Bagai Ruri yang Lupa Keteknya

"... biar nanti saya tidak seperti kacang yang lupa kulitnya..."



   Kata-kata itu saya dengar langsung dari bibir ajaib Ruri Handoko, teman kelasku. Beberapa hari yang lalu, kami berkumpul di rumah salah satu senior mezin *pake 'Z' biar ZANGAR* hehehehe... Kami tidak berdua kok seperti sepasang kekasih mesum, ada senior dan teman-teman lainnya. Saat itu saya dan Ruri lagi istirahat setelah capek melihat Sarman mengerjakan tugas kelompok. Ya, kami berdua sedikit kerja banyak istirahat, beda dengan Si Sarman yang rajin dan bertanggung jawab.
   "Eh Ruri sana-sana pi, kan masih banyak tempat." kataku sambil mendorong Ruri ke tempat pemakaman.
   "Tunggu Dog, ini banyak lalat di sini." jawab Ruri, pelan. Dia bukan mau mati, tapi suaranya memang kayak gitu. Ya, mungkin bawaan sejak dalam rahim.
   Melihat kami saling tendang-menendang pakai kepala, senior yang punya rumah bilang, "Kalian kayak lagi pacaran saja,"
   "Ini, Kak, Ruri tidak mau pindah padahal banyak tempat." saya mencoba membela diri.
   "Jangan di sini kalo mau pacaran." lanjutnya
   Ruri seolah tidak mendengar perkataanku dan senior, dia masih saja asyik dengan hapenya sambil tertawa. Yah, begitulah akibat gagal PMS. Jadinya kayak Ruri... suka tertawa aneh.

   Dengan perasaan ringan hati dan kasihan melihat Ruri yang nantinya tidur sama lalat, saya mengalah. Mengalah untuk terjepit. Tapi saya selalu ingat dengan prinsip hidup rambut ketek, "Meskipun dalam keadaan terjepit, rambut ketek masih tetap tumbuh dan berkembang. Tetap semangat dalam menjalani hari-hari."

   Di saat saya mulai tenang dan memasuki dunia lain (tidur), tiba-tiba Ruri menepuk bahuku, "Woy, Fuad, ko punya blog?"
   "Hmm..." saya mengangguk mengiyakan.
   "Bagaimana cara bikin blog, susahkah?"
   "Tidak ji," saya bangun dan bertanya balik ke Ruri, "Memangnya kenapa mau bikin blog?"
   Dan... di sinilah Ruri mulai berorasi panjang x lebar. Mungkin di antara teman kelasku sekarang, dia adalah orang yang jago bicara di hadapan teman-teman. Apalagi kalau bicara soal kritik sosial. Hmm... Si Ruri jagonya...

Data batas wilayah
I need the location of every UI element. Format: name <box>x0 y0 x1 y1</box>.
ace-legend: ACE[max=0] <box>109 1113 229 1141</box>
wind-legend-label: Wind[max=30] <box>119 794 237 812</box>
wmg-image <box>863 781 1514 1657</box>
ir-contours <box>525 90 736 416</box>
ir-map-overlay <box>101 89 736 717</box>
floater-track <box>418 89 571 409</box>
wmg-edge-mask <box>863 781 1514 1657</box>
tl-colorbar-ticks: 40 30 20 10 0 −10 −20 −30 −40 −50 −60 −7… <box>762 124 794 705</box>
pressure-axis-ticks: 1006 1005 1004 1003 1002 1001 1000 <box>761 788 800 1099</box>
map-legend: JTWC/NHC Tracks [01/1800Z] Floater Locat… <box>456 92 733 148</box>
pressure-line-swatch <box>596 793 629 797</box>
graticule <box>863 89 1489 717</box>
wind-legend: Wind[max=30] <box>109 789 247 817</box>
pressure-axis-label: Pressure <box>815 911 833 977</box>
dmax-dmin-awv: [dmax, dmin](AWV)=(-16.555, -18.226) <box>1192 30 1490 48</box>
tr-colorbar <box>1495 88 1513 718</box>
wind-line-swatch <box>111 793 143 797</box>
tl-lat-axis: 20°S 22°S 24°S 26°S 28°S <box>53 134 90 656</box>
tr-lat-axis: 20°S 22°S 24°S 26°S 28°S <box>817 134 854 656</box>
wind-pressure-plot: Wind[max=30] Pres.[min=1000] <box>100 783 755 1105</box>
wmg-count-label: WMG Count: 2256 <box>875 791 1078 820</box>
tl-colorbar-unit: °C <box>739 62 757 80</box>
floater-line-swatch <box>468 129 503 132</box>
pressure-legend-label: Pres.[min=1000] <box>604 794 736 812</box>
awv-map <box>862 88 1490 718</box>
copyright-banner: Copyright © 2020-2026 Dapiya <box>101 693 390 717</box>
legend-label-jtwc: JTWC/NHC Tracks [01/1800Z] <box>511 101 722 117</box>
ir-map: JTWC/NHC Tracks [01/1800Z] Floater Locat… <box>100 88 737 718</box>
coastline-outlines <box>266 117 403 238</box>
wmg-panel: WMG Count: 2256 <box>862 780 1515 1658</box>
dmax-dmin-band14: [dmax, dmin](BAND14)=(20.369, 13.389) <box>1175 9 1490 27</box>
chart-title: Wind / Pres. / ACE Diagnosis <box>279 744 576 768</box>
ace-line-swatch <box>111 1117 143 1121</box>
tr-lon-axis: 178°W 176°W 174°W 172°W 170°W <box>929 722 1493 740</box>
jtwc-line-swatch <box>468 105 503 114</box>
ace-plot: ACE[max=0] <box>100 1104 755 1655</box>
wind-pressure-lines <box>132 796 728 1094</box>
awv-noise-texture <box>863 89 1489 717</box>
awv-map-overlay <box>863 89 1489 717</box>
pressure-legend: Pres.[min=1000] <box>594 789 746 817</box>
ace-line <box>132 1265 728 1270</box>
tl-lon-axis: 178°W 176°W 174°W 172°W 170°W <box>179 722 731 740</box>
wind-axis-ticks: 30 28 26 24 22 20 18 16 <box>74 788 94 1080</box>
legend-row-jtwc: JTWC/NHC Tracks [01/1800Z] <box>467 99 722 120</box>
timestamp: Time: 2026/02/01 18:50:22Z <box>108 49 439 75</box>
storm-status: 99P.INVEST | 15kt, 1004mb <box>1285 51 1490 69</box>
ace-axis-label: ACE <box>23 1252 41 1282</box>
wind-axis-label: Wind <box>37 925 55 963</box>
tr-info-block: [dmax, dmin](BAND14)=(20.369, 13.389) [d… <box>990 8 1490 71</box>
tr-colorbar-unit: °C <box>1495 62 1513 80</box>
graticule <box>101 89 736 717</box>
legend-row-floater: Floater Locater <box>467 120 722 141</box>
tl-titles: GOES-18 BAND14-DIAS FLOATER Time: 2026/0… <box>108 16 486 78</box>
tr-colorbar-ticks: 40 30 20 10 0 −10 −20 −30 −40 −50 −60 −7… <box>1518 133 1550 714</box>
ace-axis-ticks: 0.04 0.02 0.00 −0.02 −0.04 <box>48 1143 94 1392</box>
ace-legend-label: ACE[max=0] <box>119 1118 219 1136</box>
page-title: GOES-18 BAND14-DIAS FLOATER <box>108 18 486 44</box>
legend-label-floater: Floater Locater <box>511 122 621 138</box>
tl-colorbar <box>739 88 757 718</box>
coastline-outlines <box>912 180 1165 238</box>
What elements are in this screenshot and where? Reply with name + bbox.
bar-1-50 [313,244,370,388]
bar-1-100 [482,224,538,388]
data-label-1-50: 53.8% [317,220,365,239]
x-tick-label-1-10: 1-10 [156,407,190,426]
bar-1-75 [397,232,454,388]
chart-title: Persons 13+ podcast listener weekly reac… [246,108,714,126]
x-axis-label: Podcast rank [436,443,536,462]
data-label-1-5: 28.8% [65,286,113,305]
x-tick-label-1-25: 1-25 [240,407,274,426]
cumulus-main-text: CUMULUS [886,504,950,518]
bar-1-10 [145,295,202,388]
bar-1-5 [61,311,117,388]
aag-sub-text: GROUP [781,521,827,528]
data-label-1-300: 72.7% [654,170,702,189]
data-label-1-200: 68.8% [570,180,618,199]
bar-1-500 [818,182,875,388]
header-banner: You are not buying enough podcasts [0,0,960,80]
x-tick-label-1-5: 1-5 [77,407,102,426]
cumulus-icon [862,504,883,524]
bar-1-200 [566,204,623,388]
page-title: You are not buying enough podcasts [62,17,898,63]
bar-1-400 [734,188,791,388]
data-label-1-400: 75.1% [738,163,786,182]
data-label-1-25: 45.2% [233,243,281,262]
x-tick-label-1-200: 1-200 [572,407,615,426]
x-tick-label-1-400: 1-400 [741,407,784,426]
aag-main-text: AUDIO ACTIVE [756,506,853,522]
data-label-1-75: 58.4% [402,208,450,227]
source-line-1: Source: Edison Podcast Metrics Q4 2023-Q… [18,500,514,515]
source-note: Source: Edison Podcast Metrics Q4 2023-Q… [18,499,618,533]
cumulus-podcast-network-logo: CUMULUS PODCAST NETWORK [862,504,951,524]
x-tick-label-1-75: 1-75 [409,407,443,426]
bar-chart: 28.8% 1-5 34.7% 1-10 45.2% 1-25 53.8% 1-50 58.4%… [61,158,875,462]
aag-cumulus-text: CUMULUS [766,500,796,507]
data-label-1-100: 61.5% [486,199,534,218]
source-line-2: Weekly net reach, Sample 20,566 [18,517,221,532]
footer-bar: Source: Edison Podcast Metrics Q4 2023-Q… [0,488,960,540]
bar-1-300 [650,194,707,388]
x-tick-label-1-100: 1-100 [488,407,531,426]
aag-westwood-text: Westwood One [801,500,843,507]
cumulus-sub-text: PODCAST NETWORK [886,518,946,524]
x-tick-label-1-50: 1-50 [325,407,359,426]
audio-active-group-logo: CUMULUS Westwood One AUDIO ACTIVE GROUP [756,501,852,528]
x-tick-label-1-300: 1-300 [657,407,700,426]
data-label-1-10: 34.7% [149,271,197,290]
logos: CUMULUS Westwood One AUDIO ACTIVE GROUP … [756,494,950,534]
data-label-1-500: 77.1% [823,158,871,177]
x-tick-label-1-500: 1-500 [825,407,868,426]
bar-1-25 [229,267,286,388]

TUJUAN TUGAS: Berdasarkan teks tentang Ruri, jelaskan dalam satu hingga tiga kalimat alasan penutur akhirnya mengalah kepada Ruri. Item-item tersebut tidak berperan dalam hal ini.

JAWABAN TUGAS: Penutur mengalah karena merasa ringan hati dan kasihan melihat Ruri yang nantinya harus tidur bersama lalat. Dengan mengalah, penutur rela berada dalam posisi terjepit.